→ **Material to process**
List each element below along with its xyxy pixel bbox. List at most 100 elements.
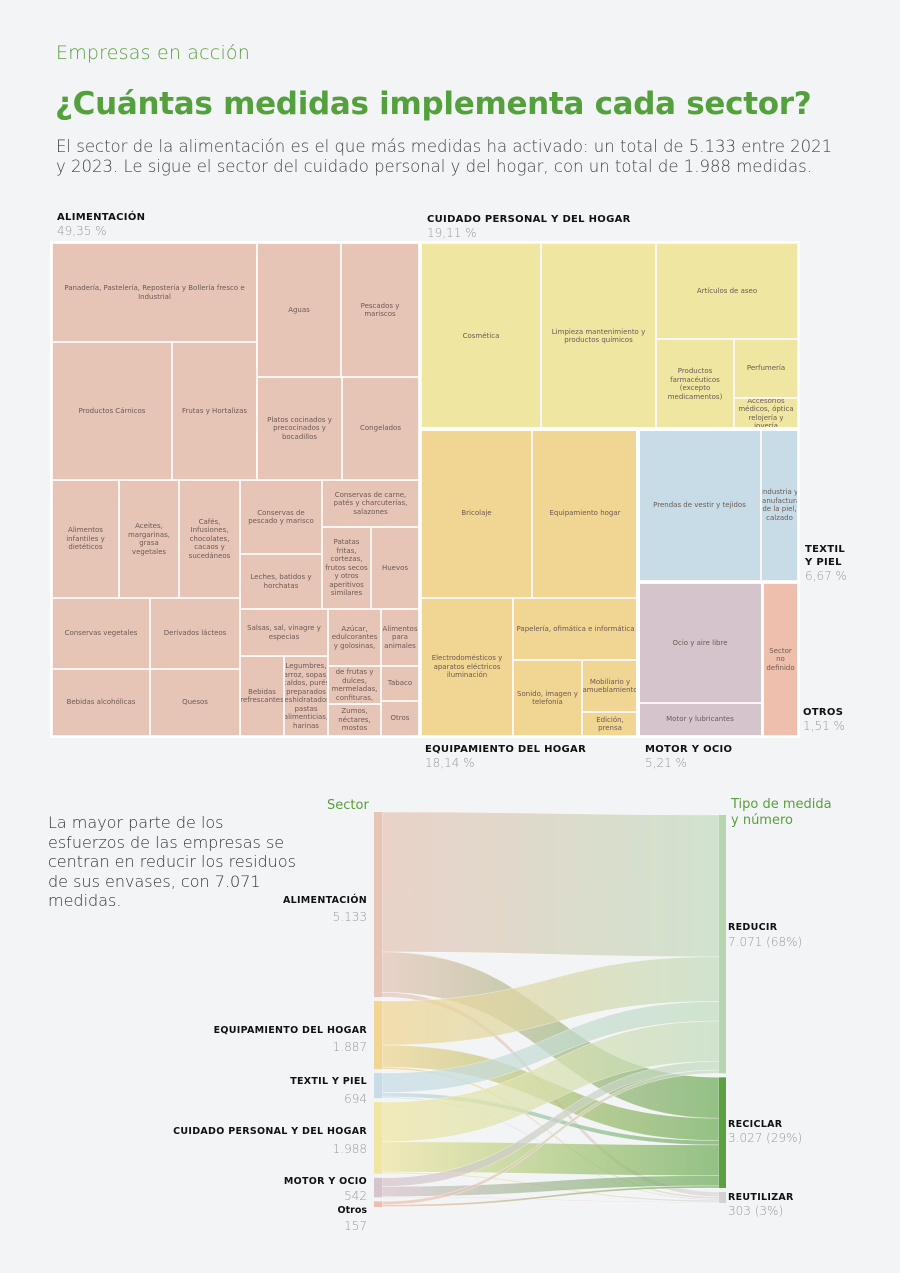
treemap-chart: Panadería, Pastelería, Repostería y Boll… <box>50 241 800 738</box>
treemap-cell-alimentacion: Quesos <box>150 669 240 736</box>
treemap-cell-label: Alimentos infantiles y dietéticos <box>66 526 105 552</box>
sector-pct-otros: 1,51 % <box>803 719 845 733</box>
treemap-cell-equipamiento: Sonido, imagen y telefonía <box>513 660 582 736</box>
treemap-cell-label: Panadería, Pastelería, Repostería y Boll… <box>64 284 245 301</box>
sankey-source-node-equipamiento <box>374 1001 382 1070</box>
sankey-flow-cuidado-reducir <box>381 1020 720 1143</box>
treemap-cell-alimentacion: Platos cocinados y precocinados y bocadi… <box>257 377 342 480</box>
treemap-cell-label: Cosmética <box>462 331 500 340</box>
treemap-cell-label: Productos farmacéuticos (excepto medicam… <box>667 367 723 401</box>
sankey-target-label-reciclar: RECICLAR <box>728 1119 783 1130</box>
treemap-cell-alimentacion: Productos Cárnicos <box>52 342 172 480</box>
sankey-flow-otros-reciclar <box>381 1185 720 1207</box>
sankey-flow-textil-reducir <box>381 1001 720 1093</box>
treemap-cell-label: Sector no definido <box>766 646 795 672</box>
treemap-cell-alimentacion: Panadería, Pastelería, Repostería y Boll… <box>52 243 257 342</box>
treemap-cell-label: Derivados lácteos <box>163 629 227 638</box>
treemap-cell-alimentacion: Alimentos infantiles y dietéticos <box>52 480 119 598</box>
treemap-cell-label: Conservas de frutas y dulces, mermeladas… <box>331 667 378 703</box>
sankey-source-label-alimentacion: ALIMENTACIÓN <box>282 895 367 906</box>
sector-label-otros: OTROS <box>803 707 844 718</box>
treemap-cell-label: Perfumería <box>746 364 786 373</box>
sankey-flow-equipamiento-reducir <box>381 956 720 1046</box>
treemap-cell-otros: Sector no definido <box>763 583 798 736</box>
treemap-cell-label: Bebidas alcohólicas <box>66 698 136 707</box>
treemap-cell-label: Ocio y aire libre <box>672 638 728 647</box>
treemap-cell-cuidado: Cosmética <box>421 243 541 429</box>
treemap-cell-equipamiento: Papelería, ofimática e informática <box>513 598 638 660</box>
treemap-cell-textil: Prendas de vestir y tejidos <box>638 429 761 581</box>
treemap-cell-label: Otros <box>390 714 410 723</box>
sector-pct-alimentacion: 49,35 % <box>57 224 107 238</box>
treemap-cell-label: Alimentos para animales <box>382 624 418 650</box>
treemap-cell-alimentacion: Legumbres, arroz, sopas, caldos, purés p… <box>284 656 328 736</box>
sankey-source-value-textil: 694 <box>344 1092 367 1106</box>
treemap-cell-alimentacion: Salsas, sal, vinagre y especias <box>240 609 328 656</box>
section-kicker: Empresas en acción <box>56 42 250 64</box>
sankey-source-value-cuidado: 1.988 <box>332 1142 367 1156</box>
sankey-source-value-equipamiento: 1.887 <box>332 1040 367 1054</box>
sector-pct-textil: 6,67 % <box>805 569 847 583</box>
sankey-flow-alimentacion-reciclar <box>381 951 720 1119</box>
treemap-cell-label: Frutas y Hortalizas <box>181 406 248 415</box>
treemap-cell-cuidado: Limpieza mantenimiento y productos quími… <box>541 243 656 429</box>
treemap-cell-equipamiento: Edición, prensa <box>582 712 638 736</box>
treemap-cell-label: Congelados <box>360 424 401 433</box>
treemap-cell-alimentacion: Conservas vegetales <box>52 598 150 669</box>
treemap-cell-equipamiento: Electrodomésticos y aparatos eléctricos … <box>421 598 513 736</box>
sankey-flow-motor-reciclar <box>381 1175 720 1197</box>
treemap-cell-label: Quesos <box>182 698 208 707</box>
treemap-cell-label: Conservas de pescado y marisco <box>248 508 314 526</box>
sankey-flow-cuidado-reciclar <box>381 1141 720 1176</box>
treemap-cell-cuidado: Accesorios médicos, óptica relojería y j… <box>734 398 798 429</box>
sector-pct-cuidado: 19,11 % <box>427 226 477 240</box>
treemap-cell-alimentacion: Pescados y mariscos <box>341 243 419 377</box>
sankey-source-node-cuidado <box>374 1102 382 1174</box>
treemap-cell-alimentacion: Derivados lácteos <box>150 598 240 669</box>
treemap-cell-label: Azúcar, edulcorantes y golosinas, <box>331 624 378 650</box>
sankey-target-value-reutilizar: 303 (3%) <box>728 1204 784 1218</box>
sankey-source-node-otros <box>374 1201 382 1207</box>
sankey-flow-motor-reutilizar <box>381 1196 720 1203</box>
treemap-cell-label: Motor y lubricantes <box>666 715 734 724</box>
lead-paragraph: El sector de la alimentación es el que m… <box>56 137 833 176</box>
sankey-target-node-reutilizar <box>719 1191 726 1203</box>
treemap-cell-label: Platos cocinados y precocinados y bocadi… <box>267 415 332 441</box>
treemap-cell-label: Aceites, margarinas, grasa vegetales <box>127 522 171 556</box>
treemap-cell-alimentacion: Aceites, margarinas, grasa vegetales <box>119 480 179 598</box>
sankey-flow-alimentacion-reutilizar <box>381 991 720 1198</box>
treemap-cell-label: Patatas fritas, cortezas, frutos secos y… <box>325 538 368 598</box>
treemap-cell-label: Prendas de vestir y tejidos <box>653 500 746 509</box>
treemap-cell-alimentacion: Frutas y Hortalizas <box>172 342 257 480</box>
treemap-cell-label: Tabaco <box>387 679 413 688</box>
page-title: ¿Cuántas medidas implementa cada sector? <box>55 86 812 122</box>
treemap-cell-motor: Ocio y aire libre <box>638 583 762 703</box>
treemap-cell-alimentacion: Cafés, Infusiones, chocolates, cacaos y … <box>179 480 240 598</box>
sector-label-motor: MOTOR Y OCIO <box>645 744 733 755</box>
treemap-cell-label: Equipamiento hogar <box>549 509 621 518</box>
sankey-target-value-reciclar: 3.027 (29%) <box>728 1131 803 1145</box>
treemap-cell-alimentacion: Otros <box>381 701 419 736</box>
sankey-flow-otros-reutilizar <box>381 1202 720 1208</box>
treemap-cell-label: Pescados y mariscos <box>360 301 400 319</box>
sankey-flow-textil-reciclar <box>381 1092 720 1146</box>
treemap-cell-label: Conservas de carne, patés y charcuterías… <box>333 490 408 516</box>
sector-label-equipamiento: EQUIPAMIENTO DEL HOGAR <box>425 744 587 755</box>
sankey-flow-equipamiento-reciclar <box>381 1044 720 1141</box>
sankey-source-node-textil <box>374 1073 382 1099</box>
sankey-source-value-alimentacion: 5.133 <box>332 910 367 924</box>
sankey-target-value-reducir: 7.071 (68%) <box>728 935 803 949</box>
treemap-cell-label: Bebidas refrescantes <box>240 687 284 705</box>
treemap-cell-equipamiento: Bricolaje <box>421 429 532 598</box>
sankey-target-label-reutilizar: REUTILIZAR <box>728 1192 794 1203</box>
treemap-cell-alimentacion: Patatas fritas, cortezas, frutos secos y… <box>322 527 371 609</box>
sector-pct-motor: 5,21 % <box>645 756 687 770</box>
treemap-cell-label: Electrodomésticos y aparatos eléctricos … <box>431 654 503 680</box>
treemap-cell-label: Industria y manufacturas de la piel, cal… <box>761 488 798 522</box>
treemap-cell-equipamiento: Equipamiento hogar <box>532 429 638 598</box>
sankey-intro: La mayor parte de los esfuerzos de las e… <box>48 813 296 910</box>
treemap-cell-alimentacion: Huevos <box>371 527 419 609</box>
sankey-target-heading: Tipo de medida y número <box>731 797 832 828</box>
treemap-cell-label: Aguas <box>288 305 310 314</box>
sankey-source-value-otros: 157 <box>344 1219 367 1233</box>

→ **Stated exercise**
Rewrite everything from the line that contains "treemap-chart: Panadería, Pastelería, Repostería" down to the line that contains "treemap-cell-label: Alimentos infantiles", changing "Quesos" to "Embutidos" and leaving all else as it is.

→ **Task result**
treemap-chart: Panadería, Pastelería, Repostería y Boll… <box>50 241 800 738</box>
treemap-cell-alimentacion: Embutidos <box>150 669 240 736</box>
treemap-cell-label: Alimentos infantiles y dietéticos <box>66 526 105 552</box>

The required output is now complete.